§ **Problem description**: Reproduce the full listing that appears beneath this instruction exactly.

§ **Input for this task**:
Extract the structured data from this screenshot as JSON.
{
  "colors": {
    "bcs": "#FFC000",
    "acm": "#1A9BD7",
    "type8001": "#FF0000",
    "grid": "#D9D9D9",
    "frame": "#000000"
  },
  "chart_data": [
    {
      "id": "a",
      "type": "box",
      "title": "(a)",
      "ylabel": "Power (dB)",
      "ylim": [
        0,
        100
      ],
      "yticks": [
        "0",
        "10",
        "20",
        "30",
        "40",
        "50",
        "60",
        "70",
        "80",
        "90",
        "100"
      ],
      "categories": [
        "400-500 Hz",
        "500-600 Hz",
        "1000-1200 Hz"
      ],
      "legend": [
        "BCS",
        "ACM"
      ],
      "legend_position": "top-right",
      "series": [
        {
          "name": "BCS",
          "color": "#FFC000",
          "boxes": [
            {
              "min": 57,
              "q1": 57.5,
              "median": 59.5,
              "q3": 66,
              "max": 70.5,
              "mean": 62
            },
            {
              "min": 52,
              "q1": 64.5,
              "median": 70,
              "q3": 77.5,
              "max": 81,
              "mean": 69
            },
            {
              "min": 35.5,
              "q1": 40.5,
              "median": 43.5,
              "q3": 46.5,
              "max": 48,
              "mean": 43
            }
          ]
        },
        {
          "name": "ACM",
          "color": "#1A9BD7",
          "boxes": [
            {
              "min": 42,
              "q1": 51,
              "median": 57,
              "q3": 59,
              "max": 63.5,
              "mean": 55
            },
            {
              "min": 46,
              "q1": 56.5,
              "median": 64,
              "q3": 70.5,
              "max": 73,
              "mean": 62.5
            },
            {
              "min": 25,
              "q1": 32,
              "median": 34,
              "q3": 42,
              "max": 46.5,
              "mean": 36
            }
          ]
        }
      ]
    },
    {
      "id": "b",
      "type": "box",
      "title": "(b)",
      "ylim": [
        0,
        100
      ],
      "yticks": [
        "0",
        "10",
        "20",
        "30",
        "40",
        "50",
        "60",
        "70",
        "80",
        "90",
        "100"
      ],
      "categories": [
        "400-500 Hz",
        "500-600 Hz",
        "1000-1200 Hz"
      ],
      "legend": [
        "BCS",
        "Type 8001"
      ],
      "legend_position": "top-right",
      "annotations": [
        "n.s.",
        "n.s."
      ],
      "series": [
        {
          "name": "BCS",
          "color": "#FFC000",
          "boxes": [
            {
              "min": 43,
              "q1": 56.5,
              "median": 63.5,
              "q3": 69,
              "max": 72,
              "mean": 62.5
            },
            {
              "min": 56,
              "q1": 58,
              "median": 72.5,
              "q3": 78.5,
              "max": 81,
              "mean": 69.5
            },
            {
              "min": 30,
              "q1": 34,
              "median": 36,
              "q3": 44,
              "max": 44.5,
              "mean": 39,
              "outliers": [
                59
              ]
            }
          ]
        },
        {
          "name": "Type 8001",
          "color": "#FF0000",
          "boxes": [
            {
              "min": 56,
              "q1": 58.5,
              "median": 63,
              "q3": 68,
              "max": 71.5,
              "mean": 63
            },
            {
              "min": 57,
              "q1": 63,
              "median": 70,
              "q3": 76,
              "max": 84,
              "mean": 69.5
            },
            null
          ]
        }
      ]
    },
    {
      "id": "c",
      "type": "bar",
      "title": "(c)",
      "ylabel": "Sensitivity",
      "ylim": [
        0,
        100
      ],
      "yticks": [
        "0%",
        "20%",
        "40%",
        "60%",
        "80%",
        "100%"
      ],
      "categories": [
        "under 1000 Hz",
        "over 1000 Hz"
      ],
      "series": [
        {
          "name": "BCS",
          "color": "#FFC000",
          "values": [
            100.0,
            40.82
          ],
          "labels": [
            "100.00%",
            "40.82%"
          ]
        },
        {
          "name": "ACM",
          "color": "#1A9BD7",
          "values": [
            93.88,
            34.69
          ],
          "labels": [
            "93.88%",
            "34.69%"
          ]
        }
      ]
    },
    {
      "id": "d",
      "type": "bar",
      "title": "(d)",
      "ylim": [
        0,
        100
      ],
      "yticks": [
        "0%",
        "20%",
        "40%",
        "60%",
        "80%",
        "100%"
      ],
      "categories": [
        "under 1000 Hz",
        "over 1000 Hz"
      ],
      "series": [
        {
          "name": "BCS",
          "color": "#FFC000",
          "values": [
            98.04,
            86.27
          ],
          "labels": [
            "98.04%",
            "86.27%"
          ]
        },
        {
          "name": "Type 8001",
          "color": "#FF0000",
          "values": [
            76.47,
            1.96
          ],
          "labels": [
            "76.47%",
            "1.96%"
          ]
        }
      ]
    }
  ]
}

§ **Result for this task**:
Extract the structured data from this screenshot as JSON.
{
  "colors": {
    "bcs": "#FFC000",
    "acm": "#1A9BD7",
    "type8001": "#FF0000",
    "grid": "#D9D9D9",
    "frame": "#000000"
  },
  "chart_data": [
    {
      "id": "a",
      "type": "box",
      "title": "(a)",
      "ylabel": "Power (dB)",
      "ylim": [
        0,
        100
      ],
      "yticks": [
        "0",
        "10",
        "20",
        "30",
        "40",
        "50",
        "60",
        "70",
        "80",
        "90",
        "100"
      ],
      "categories": [
        "400-500 Hz",
        "500-600 Hz",
        "1000-1200 Hz"
      ],
      "legend": [
        "BCS",
        "ACM"
      ],
      "legend_position": "top-right",
      "series": [
        {
          "name": "BCS",
          "color": "#FFC000",
          "boxes": [
            {
              "min": 57,
              "q1": 57.5,
              "median": 59.5,
              "q3": 66,
              "max": 70.5,
              "mean": 62
            },
            {
              "min": 52,
              "q1": 64.5,
              "median": 70,
              "q3": 77.5,
              "max": 81,
              "mean": 69
            },
            {
              "min": 35.5,
              "q1": 40.5,
              "median": 43.5,
              "q3": 46.5,
              "max": 48,
              "mean": 43
            }
          ]
        },
        {
          "name": "ACM",
          "color": "#1A9BD7",
          "boxes": [
            {
              "min": 42,
              "q1": 51,
              "median": 57,
              "q3": 59,
              "max": 63.5,
              "mean": 55
            },
            {
              "min": 46,
              "q1": 56.5,
              "median": 64,
              "q3": 70.5,
              "max": 73,
              "mean": 62.5
            },
            {
              "min": 25,
              "q1": 32,
              "median": 34,
              "q3": 42,
              "max": 46.5,
              "mean": 36
            }
          ]
        }
      ]
    },
    {
      "id": "b",
      "type": "box",
      "title": "(b)",
      "ylim": [
        0,
        100
      ],
      "yticks": [
        "0",
        "10",
        "20",
        "30",
        "40",
        "50",
        "60",
        "70",
        "80",
        "90",
        "100"
      ],
      "categories": [
        "400-500 Hz",
        "500-600 Hz",
        "1000-1200 Hz"
      ],
      "legend": [
        "BCS",
        "Type 8001"
      ],
      "legend_position": "top-right",
      "annotations": [
        "n.s.",
        "n.s."
      ],
      "series": [
        {
          "name": "BCS",
          "color": "#FFC000",
          "boxes": [
            {
              "min": 43,
              "q1": 56.5,
              "median": 63.5,
              "q3": 69,
              "max": 72,
              "mean": 62.5
            },
            {
              "min": 56,
              "q1": 58,
              "median": 72.5,
              "q3": 78.5,
              "max": 81,
              "mean": 69.5
            },
            {
              "min": 30,
              "q1": 34,
              "median": 36,
              "q3": 44,
              "max": 44.5,
              "mean": 39,
              "outliers": [
                59
              ]
            }
          ]
        },
        {
          "name": "Type 8001",
          "color": "#FF0000",
          "boxes": [
            {
              "min": 56,
              "q1": 58.5,
              "median": 63,
              "q3": 68,
              "max": 71.5,
              "mean": 63
            },
            {
              "min": 57,
              "q1": 63,
              "median": 70,
              "q3": 76,
              "max": 84,
              "mean": 69.5
            },
            null
          ]
        }
      ]
    },
    {
      "id": "c",
      "type": "bar",
      "title": "(c)",
      "ylabel": "Sensitivity",
      "ylim": [
        0,
        100
      ],
      "yticks": [
        "0%",
        "20%",
        "40%",
        "60%",
        "80%",
        "100%"
      ],
      "categories": [
        "under 1000 Hz",
        "over 1000 Hz"
      ],
      "series": [
        {
          "name": "BCS",
          "color": "#FFC000",
          "values": [
            100.0,
            40.82
          ],
          "labels": [
            "100.00%",
            "40.82%"
          ]
        },
        {
          "name": "ACM",
          "color": "#1A9BD7",
          "values": [
            93.88,
            34.69
          ],
          "labels": [
            "93.88%",
            "34.69%"
          ]
        }
      ]
    },
    {
      "id": "d",
      "type": "bar",
      "title": "(d)",
      "ylim": [
        0,
        100
      ],
      "yticks": [
        "0%",
        "20%",
        "40%",
        "60%",
        "80%",
        "100%"
      ],
      "categories": [
        "under 1000 Hz",
        "over 1000 Hz"
      ],
      "series": [
        {
          "name": "BCS",
          "color": "#FFC000",
          "values": [
            98.04,
            86.27
          ],
          "labels": [
            "98.04%",
            "86.27%"
          ]
        },
        {
          "name": "Type 8001",
          "color": "#FF0000",
          "values": [
            76.47,
            1.96
          ],
          "labels": [
            "76.47%",
            "1.96%"
          ]
        }
      ]
    }
  ]
}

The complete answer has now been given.